» **Data for processing**:
=-=-=-=-=

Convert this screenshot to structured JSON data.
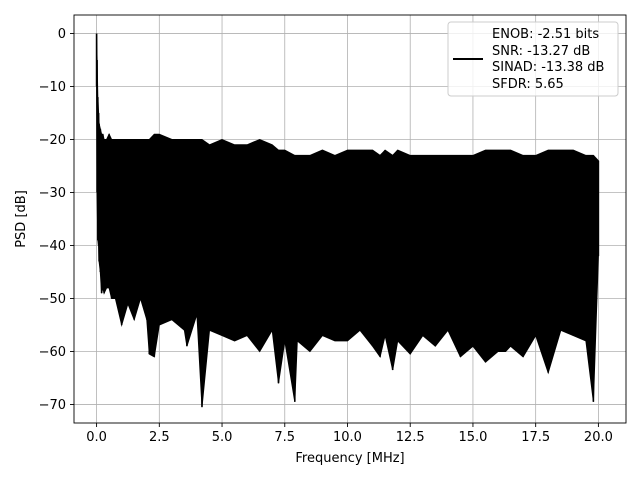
{
  "chart_data": {
    "type": "line",
    "title": "",
    "xlabel": "Frequency [MHz]",
    "ylabel": "PSD [dB]",
    "xlim": [
      -0.9,
      21.1
    ],
    "ylim": [
      -73.5,
      3.5
    ],
    "xticks": [
      0.0,
      2.5,
      5.0,
      7.5,
      10.0,
      12.5,
      15.0,
      17.5,
      20.0
    ],
    "xtick_labels": [
      "0.0",
      "2.5",
      "5.0",
      "7.5",
      "10.0",
      "12.5",
      "15.0",
      "17.5",
      "20.0"
    ],
    "yticks": [
      0,
      -10,
      -20,
      -30,
      -40,
      -50,
      -60,
      -70
    ],
    "ytick_labels": [
      "0",
      "−10",
      "−20",
      "−30",
      "−40",
      "−50",
      "−60",
      "−70"
    ],
    "grid": true,
    "legend_position": "top-right",
    "series": [
      {
        "name": "ENOB: -2.51 bits\nSNR: -13.27 dB\nSINAD: -13.38 dB\nSFDR: 5.65",
        "legend_lines": [
          "ENOB: -2.51 bits",
          "SNR: -13.27 dB",
          "SINAD: -13.38 dB",
          "SFDR: 5.65"
        ],
        "color": "#000000",
        "x": [
          0.0,
          0.02,
          0.05,
          0.08,
          0.1,
          0.15,
          0.2,
          0.25,
          0.3,
          0.4,
          0.5,
          0.6,
          0.75,
          1.0,
          1.25,
          1.5,
          1.75,
          2.0,
          2.1,
          2.3,
          2.5,
          3.0,
          3.5,
          3.6,
          4.0,
          4.2,
          4.5,
          5.0,
          5.5,
          6.0,
          6.5,
          7.0,
          7.25,
          7.5,
          7.9,
          8.0,
          8.5,
          9.0,
          9.5,
          10.0,
          10.5,
          11.0,
          11.3,
          11.5,
          11.8,
          12.0,
          12.5,
          13.0,
          13.5,
          14.0,
          14.5,
          15.0,
          15.5,
          16.0,
          16.3,
          16.5,
          17.0,
          17.5,
          18.0,
          18.5,
          19.0,
          19.5,
          19.8,
          20.0
        ],
        "upper": [
          0,
          -5,
          -12,
          -15,
          -17,
          -18,
          -19,
          -19,
          -20,
          -20,
          -19,
          -20,
          -20,
          -20,
          -20,
          -20,
          -20,
          -20,
          -20,
          -19,
          -19,
          -20,
          -20,
          -20,
          -20,
          -20,
          -21,
          -20,
          -21,
          -21,
          -20,
          -21,
          -22,
          -22,
          -23,
          -23,
          -23,
          -22,
          -23,
          -22,
          -22,
          -22,
          -23,
          -22,
          -23,
          -22,
          -23,
          -23,
          -23,
          -23,
          -23,
          -23,
          -22,
          -22,
          -22,
          -22,
          -23,
          -23,
          -22,
          -22,
          -22,
          -23,
          -23,
          -24
        ],
        "lower": [
          -10,
          -30,
          -39,
          -40,
          -43,
          -45,
          -49,
          -48,
          -49,
          -48,
          -48,
          -50,
          -50,
          -55,
          -51,
          -54,
          -50,
          -54,
          -60.5,
          -61,
          -55,
          -54,
          -56,
          -59,
          -53,
          -70.5,
          -56,
          -57,
          -58,
          -57,
          -60,
          -56,
          -66,
          -58,
          -69.5,
          -58,
          -60,
          -57,
          -58,
          -58,
          -56,
          -59,
          -61,
          -57,
          -63.5,
          -58,
          -60.5,
          -57,
          -59,
          -56,
          -61,
          -59,
          -62,
          -60,
          -60,
          -59,
          -61,
          -57,
          -64,
          -56,
          -57,
          -58,
          -69.5,
          -42
        ]
      }
    ]
  }
}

=-=-=-=-=

» **Stated goal**:
Check each line of the listing above for the string "ENOB", then report only how many lines have it.

» **Written solution**:
2